# YOUR TASK
Please reproduce every entry below line for line, omitting the pictures.

━━ INFORMATION GIVEN ━━

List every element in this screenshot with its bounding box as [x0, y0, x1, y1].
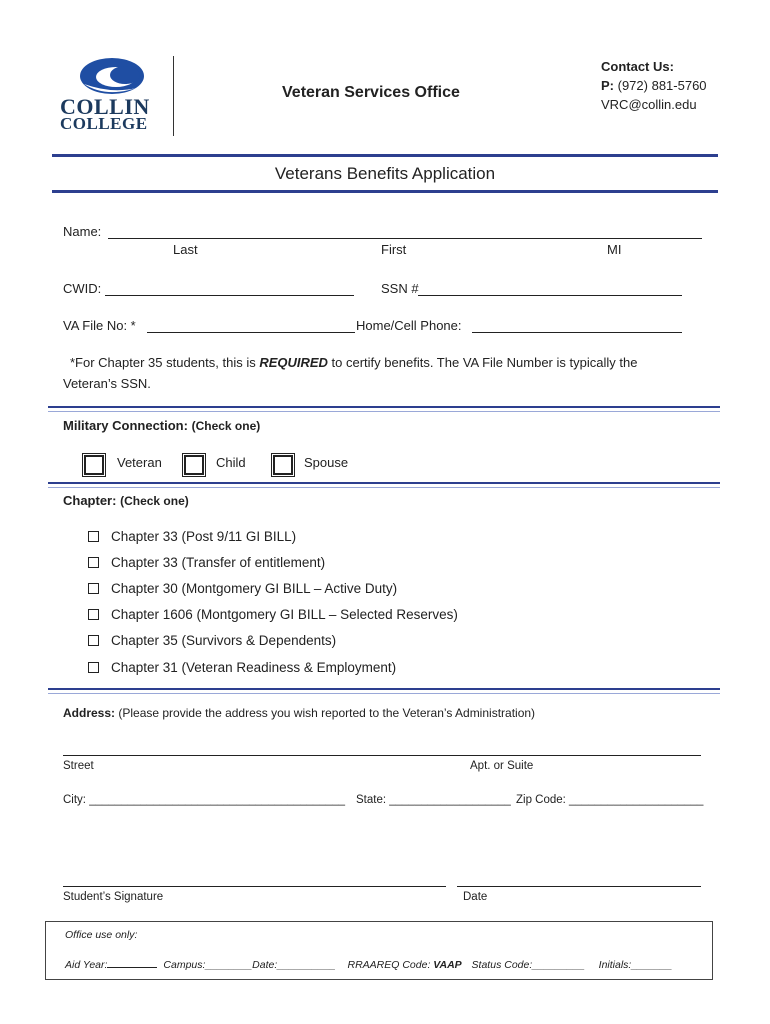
first-label: First [381, 242, 407, 257]
section-rule-address [48, 688, 720, 694]
chapter-option-label: Chapter 35 (Survivors & Dependents) [111, 633, 337, 648]
form-title: Veterans Benefits Application [274, 164, 496, 183]
aid-year-label: Aid Year: [65, 959, 108, 971]
contact-label: Contact Us: [601, 59, 674, 74]
chapter-option-label: Chapter 31 (Veteran Readiness & Employment) [111, 660, 397, 675]
note-required: REQUIRED [259, 355, 328, 370]
header-divider [173, 56, 174, 136]
cwid-field[interactable] [105, 295, 354, 296]
cwid-label: CWID: [63, 281, 102, 296]
home-phone-field[interactable] [472, 332, 682, 333]
street-label: Street [63, 760, 94, 772]
date-label: Date [463, 891, 488, 903]
checkbox-chapter-35[interactable] [88, 635, 99, 646]
military-heading-row [63, 418, 260, 433]
date-field[interactable] [457, 886, 701, 887]
zip-field[interactable]: Zip Code: _____________________ [516, 794, 704, 806]
logo-text-collin: COLLIN [60, 94, 150, 119]
note-line2: Veteran’s SSN. [63, 376, 151, 391]
va-file-field[interactable] [147, 332, 355, 333]
status-code-field[interactable]: Status Code:_________ [471, 959, 585, 971]
office-date-field[interactable]: Date:__________ [252, 959, 336, 971]
checkbox-spouse[interactable] [273, 455, 293, 475]
chapter-option-row[interactable] [88, 581, 397, 596]
ssn-label: SSN # [381, 281, 419, 296]
note-prefix: *For Chapter 35 students, this is [70, 355, 260, 370]
checkbox-chapter-31[interactable] [88, 662, 99, 673]
signature-label: Student’s Signature [63, 891, 164, 903]
contact-phone: (972) 881-5760 [617, 78, 707, 93]
rraareq-value: VAAP [433, 959, 462, 971]
checkbox-child[interactable] [184, 455, 204, 475]
state-field[interactable]: State: ___________________ [356, 794, 511, 806]
mi-label: MI [607, 242, 622, 257]
office-use-title: Office use only: [65, 929, 138, 941]
chapter-option-row[interactable] [88, 633, 336, 648]
campus-field[interactable]: Campus:________ [163, 959, 253, 971]
chapter-heading-row [63, 493, 189, 508]
chapter-option-label: Chapter 33 (Transfer of entitlement) [111, 555, 326, 570]
section-rule-chapter [48, 482, 720, 488]
title-rule-top [52, 154, 718, 157]
initials-field[interactable]: Initials:_______ [598, 959, 673, 971]
military-heading: Military Connection: [63, 418, 188, 433]
military-hint: (Check one) [191, 419, 261, 433]
office-use-box [45, 921, 713, 980]
chapter-heading: Chapter: [63, 493, 117, 508]
logo-text-college: COLLEGE [60, 114, 148, 133]
last-label: Last [173, 242, 198, 257]
address-heading-row [63, 706, 535, 720]
address-heading: Address: [63, 706, 116, 720]
chapter-option-row[interactable] [88, 529, 296, 544]
city-field[interactable]: City: ________________________________________ [63, 794, 346, 806]
name-field[interactable] [108, 238, 702, 239]
address-hint: (Please provide the address you wish reported to the Veteran’s Administration) [118, 706, 536, 720]
street-field[interactable] [63, 755, 701, 756]
option-spouse: Spouse [304, 455, 349, 470]
chapter35-note [70, 355, 637, 370]
apt-label: Apt. or Suite [470, 760, 534, 772]
office-title: Veteran Services Office [282, 84, 460, 101]
checkbox-veteran[interactable] [84, 455, 104, 475]
chapter-option-row[interactable] [88, 607, 458, 622]
chapter-option-label: Chapter 1606 (Montgomery GI BILL – Selected Reserves) [111, 607, 458, 622]
office-fields-row [65, 959, 672, 971]
va-file-label: VA File No: * [63, 318, 136, 333]
chapter-hint: (Check one) [120, 494, 189, 508]
checkbox-chapter-30[interactable] [88, 583, 99, 594]
contact-email[interactable]: VRC@collin.edu [601, 97, 697, 112]
aid-year-field[interactable] [107, 967, 157, 968]
chapter-option-label: Chapter 33 (Post 9/11 GI BILL) [111, 529, 297, 544]
rraareq-label: RRAAREQ Code: [347, 959, 431, 971]
logo-swoosh-icon [76, 54, 146, 98]
chapter-option-label: Chapter 30 (Montgomery GI BILL – Active Duty) [111, 581, 398, 596]
ssn-field[interactable] [418, 295, 682, 296]
name-label: Name: [63, 224, 102, 239]
phone-prefix: P: [601, 78, 614, 93]
contact-phone-row [601, 78, 707, 93]
option-veteran: Veteran [117, 455, 162, 470]
section-rule-military [48, 406, 720, 412]
signature-field[interactable] [63, 886, 446, 887]
title-rule-bottom [52, 190, 718, 193]
checkbox-chapter-33-transfer[interactable] [88, 557, 99, 568]
note-suffix: to certify benefits. The VA File Number is typically the [327, 355, 638, 370]
home-phone-label: Home/Cell Phone: [356, 318, 462, 333]
chapter-option-row[interactable] [88, 555, 325, 570]
checkbox-chapter-1606[interactable] [88, 609, 99, 620]
chapter-option-row[interactable] [88, 660, 396, 675]
option-child: Child [216, 455, 246, 470]
checkbox-chapter-33-post911[interactable] [88, 531, 99, 542]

━━━

# FINISHED TASK
List every element in this screenshot with its bounding box as [x0, y0, x1, y1].
first-label: First [381, 242, 407, 257]
section-rule-address [48, 688, 720, 694]
chapter-option-label: Chapter 35 (Survivors & Dependents) [111, 633, 337, 648]
form-title: Veterans Benefits Application [274, 164, 496, 183]
aid-year-label: Aid Year: [65, 959, 108, 971]
contact-label: Contact Us: [601, 59, 674, 74]
chapter-option-label: Chapter 31 (Veteran Readiness & Employment) [111, 660, 397, 675]
note-required: REQUIRED [259, 355, 328, 370]
header-divider [173, 56, 174, 136]
cwid-field[interactable] [105, 295, 354, 296]
cwid-label: CWID: [63, 281, 102, 296]
home-phone-field[interactable] [472, 332, 682, 333]
street-label: Street [63, 760, 94, 772]
date-label: Date [463, 891, 488, 903]
checkbox-chapter-35[interactable] [88, 635, 99, 646]
military-heading-row [63, 418, 260, 433]
date-field[interactable] [457, 886, 701, 887]
zip-field[interactable]: Zip Code: _____________________ [516, 794, 704, 806]
logo-text-collin: COLLIN [60, 94, 150, 119]
note-line2: Veteran’s SSN. [63, 376, 151, 391]
va-file-field[interactable] [147, 332, 355, 333]
status-code-field[interactable]: Status Code:_________ [471, 959, 585, 971]
office-date-field[interactable]: Date:__________ [252, 959, 336, 971]
checkbox-spouse[interactable] [273, 455, 293, 475]
chapter-option-row[interactable] [88, 581, 397, 596]
ssn-label: SSN # [381, 281, 419, 296]
note-prefix: *For Chapter 35 students, this is [70, 355, 260, 370]
checkbox-chapter-31[interactable] [88, 662, 99, 673]
signature-label: Student’s Signature [63, 891, 164, 903]
contact-phone: (972) 881-5760 [617, 78, 707, 93]
rraareq-value: VAAP [433, 959, 462, 971]
checkbox-child[interactable] [184, 455, 204, 475]
state-field[interactable]: State: ___________________ [356, 794, 511, 806]
mi-label: MI [607, 242, 622, 257]
office-use-title: Office use only: [65, 929, 138, 941]
chapter-option-row[interactable] [88, 633, 336, 648]
campus-field[interactable]: Campus:________ [163, 959, 253, 971]
chapter-heading-row [63, 493, 189, 508]
chapter-option-label: Chapter 33 (Transfer of entitlement) [111, 555, 326, 570]
section-rule-chapter [48, 482, 720, 488]
title-rule-top [52, 154, 718, 157]
initials-field[interactable]: Initials:_______ [598, 959, 673, 971]
military-heading: Military Connection: [63, 418, 188, 433]
military-hint: (Check one) [191, 419, 261, 433]
office-use-box [45, 921, 713, 980]
chapter-heading: Chapter: [63, 493, 117, 508]
logo-text-college: COLLEGE [60, 114, 148, 133]
last-label: Last [173, 242, 198, 257]
address-heading-row [63, 706, 535, 720]
address-heading: Address: [63, 706, 116, 720]
chapter-option-row[interactable] [88, 529, 296, 544]
city-field[interactable]: City: ________________________________________ [63, 794, 346, 806]
name-field[interactable] [108, 238, 702, 239]
address-hint: (Please provide the address you wish reported to the Veteran’s Administration) [118, 706, 536, 720]
street-field[interactable] [63, 755, 701, 756]
option-spouse: Spouse [304, 455, 349, 470]
chapter35-note [70, 355, 637, 370]
apt-label: Apt. or Suite [470, 760, 534, 772]
office-title: Veteran Services Office [282, 84, 460, 101]
checkbox-veteran[interactable] [84, 455, 104, 475]
chapter-option-row[interactable] [88, 607, 458, 622]
chapter-option-label: Chapter 1606 (Montgomery GI BILL – Selected Reserves) [111, 607, 458, 622]
office-fields-row [65, 959, 672, 971]
va-file-label: VA File No: * [63, 318, 136, 333]
chapter-hint: (Check one) [120, 494, 189, 508]
checkbox-chapter-30[interactable] [88, 583, 99, 594]
contact-email[interactable]: VRC@collin.edu [601, 97, 697, 112]
aid-year-field[interactable] [107, 967, 157, 968]
chapter-option-label: Chapter 33 (Post 9/11 GI BILL) [111, 529, 297, 544]
rraareq-label: RRAAREQ Code: [347, 959, 431, 971]
logo-swoosh-icon [76, 54, 146, 98]
chapter-option-label: Chapter 30 (Montgomery GI BILL – Active Duty) [111, 581, 398, 596]
ssn-field[interactable] [418, 295, 682, 296]
name-label: Name: [63, 224, 102, 239]
phone-prefix: P: [601, 78, 614, 93]
contact-phone-row [601, 78, 707, 93]
option-veteran: Veteran [117, 455, 162, 470]
section-rule-military [48, 406, 720, 412]
signature-field[interactable] [63, 886, 446, 887]
title-rule-bottom [52, 190, 718, 193]
checkbox-chapter-33-transfer[interactable] [88, 557, 99, 568]
note-suffix: to certify benefits. The VA File Number is typically the [327, 355, 638, 370]
home-phone-label: Home/Cell Phone: [356, 318, 462, 333]
chapter-option-row[interactable] [88, 555, 325, 570]
checkbox-chapter-1606[interactable] [88, 609, 99, 620]
chapter-option-row[interactable] [88, 660, 396, 675]
option-child: Child [216, 455, 246, 470]
checkbox-chapter-33-post911[interactable] [88, 531, 99, 542]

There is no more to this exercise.